=== Written exercise ===
Transcribe the material verbatim in full; the pictures do not belong in the copy.

=== Working data ===
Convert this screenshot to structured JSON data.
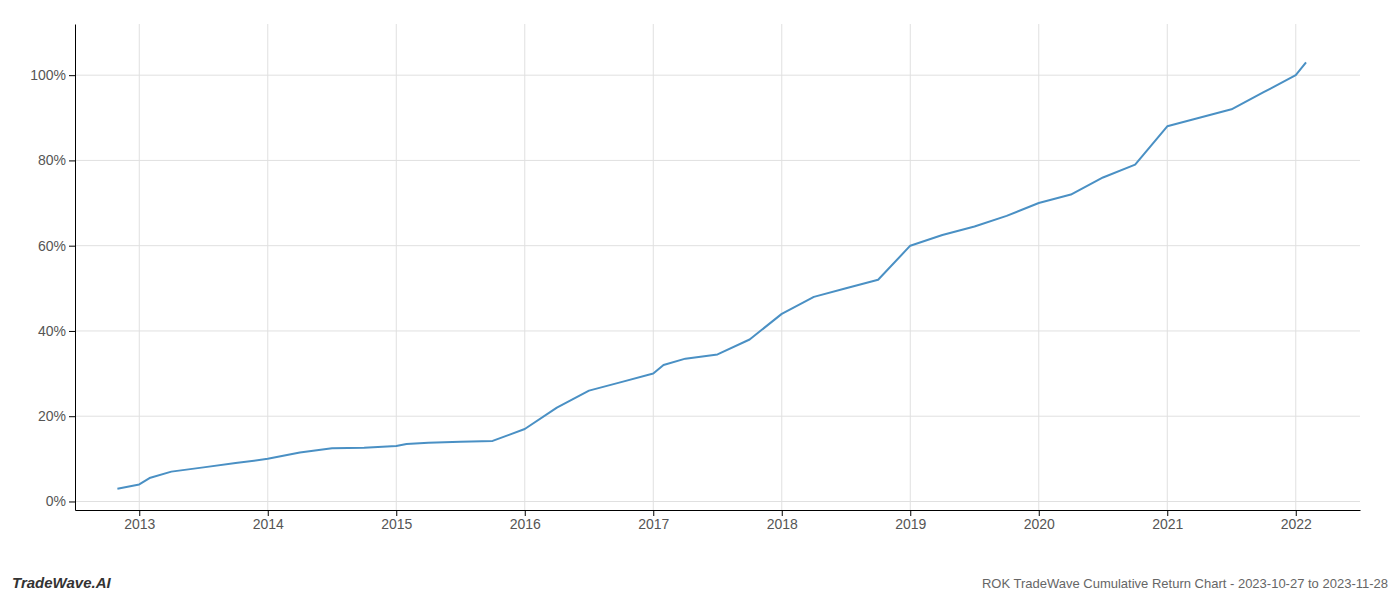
{
  "chart_data": {
    "type": "line",
    "title": "ROK TradeWave Cumulative Return Chart - 2023-10-27 to 2023-11-28",
    "annotations": [
      "TradeWave.AI"
    ],
    "color": "#4a90c4",
    "x": [
      2012.83,
      2013.0,
      2013.08,
      2013.25,
      2013.5,
      2013.75,
      2014.0,
      2014.25,
      2014.5,
      2014.75,
      2015.0,
      2015.08,
      2015.25,
      2015.5,
      2015.75,
      2016.0,
      2016.25,
      2016.5,
      2016.75,
      2017.0,
      2017.08,
      2017.25,
      2017.5,
      2017.75,
      2018.0,
      2018.25,
      2018.5,
      2018.75,
      2019.0,
      2019.25,
      2019.5,
      2019.75,
      2020.0,
      2020.25,
      2020.5,
      2020.75,
      2021.0,
      2021.25,
      2021.5,
      2021.75,
      2022.0,
      2022.08
    ],
    "values": [
      0.03,
      0.04,
      0.055,
      0.07,
      0.08,
      0.09,
      0.1,
      0.115,
      0.125,
      0.126,
      0.13,
      0.135,
      0.138,
      0.14,
      0.142,
      0.17,
      0.22,
      0.26,
      0.28,
      0.3,
      0.32,
      0.335,
      0.345,
      0.38,
      0.44,
      0.48,
      0.5,
      0.52,
      0.6,
      0.625,
      0.645,
      0.67,
      0.7,
      0.72,
      0.76,
      0.79,
      0.88,
      0.9,
      0.92,
      0.96,
      1.0,
      1.03
    ],
    "xlim": [
      2012.5,
      2022.5
    ],
    "ylim": [
      -0.02,
      1.12
    ],
    "xticks": [
      2013,
      2014,
      2015,
      2016,
      2017,
      2018,
      2019,
      2020,
      2021,
      2022
    ],
    "yticks": [
      {
        "value": 0.0,
        "label": "0%"
      },
      {
        "value": 0.2,
        "label": "20%"
      },
      {
        "value": 0.4,
        "label": "40%"
      },
      {
        "value": 0.6,
        "label": "60%"
      },
      {
        "value": 0.8,
        "label": "80%"
      },
      {
        "value": 1.0,
        "label": "100%"
      }
    ],
    "grid": true
  }
}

=== Right answer ===
Convert this screenshot to structured JSON data.
{
  "chart_data": {
    "type": "line",
    "title": "ROK TradeWave Cumulative Return Chart - 2023-10-27 to 2023-11-28",
    "annotations": [
      "TradeWave.AI"
    ],
    "color": "#4a90c4",
    "x": [
      2012.83,
      2013.0,
      2013.08,
      2013.25,
      2013.5,
      2013.75,
      2014.0,
      2014.25,
      2014.5,
      2014.75,
      2015.0,
      2015.08,
      2015.25,
      2015.5,
      2015.75,
      2016.0,
      2016.25,
      2016.5,
      2016.75,
      2017.0,
      2017.08,
      2017.25,
      2017.5,
      2017.75,
      2018.0,
      2018.25,
      2018.5,
      2018.75,
      2019.0,
      2019.25,
      2019.5,
      2019.75,
      2020.0,
      2020.25,
      2020.5,
      2020.75,
      2021.0,
      2021.25,
      2021.5,
      2021.75,
      2022.0,
      2022.08
    ],
    "values": [
      0.03,
      0.04,
      0.055,
      0.07,
      0.08,
      0.09,
      0.1,
      0.115,
      0.125,
      0.126,
      0.13,
      0.135,
      0.138,
      0.14,
      0.142,
      0.17,
      0.22,
      0.26,
      0.28,
      0.3,
      0.32,
      0.335,
      0.345,
      0.38,
      0.44,
      0.48,
      0.5,
      0.52,
      0.6,
      0.625,
      0.645,
      0.67,
      0.7,
      0.72,
      0.76,
      0.79,
      0.88,
      0.9,
      0.92,
      0.96,
      1.0,
      1.03
    ],
    "xlim": [
      2012.5,
      2022.5
    ],
    "ylim": [
      -0.02,
      1.12
    ],
    "xticks": [
      2013,
      2014,
      2015,
      2016,
      2017,
      2018,
      2019,
      2020,
      2021,
      2022
    ],
    "yticks": [
      {
        "value": 0.0,
        "label": "0%"
      },
      {
        "value": 0.2,
        "label": "20%"
      },
      {
        "value": 0.4,
        "label": "40%"
      },
      {
        "value": 0.6,
        "label": "60%"
      },
      {
        "value": 0.8,
        "label": "80%"
      },
      {
        "value": 1.0,
        "label": "100%"
      }
    ],
    "grid": true
  }
}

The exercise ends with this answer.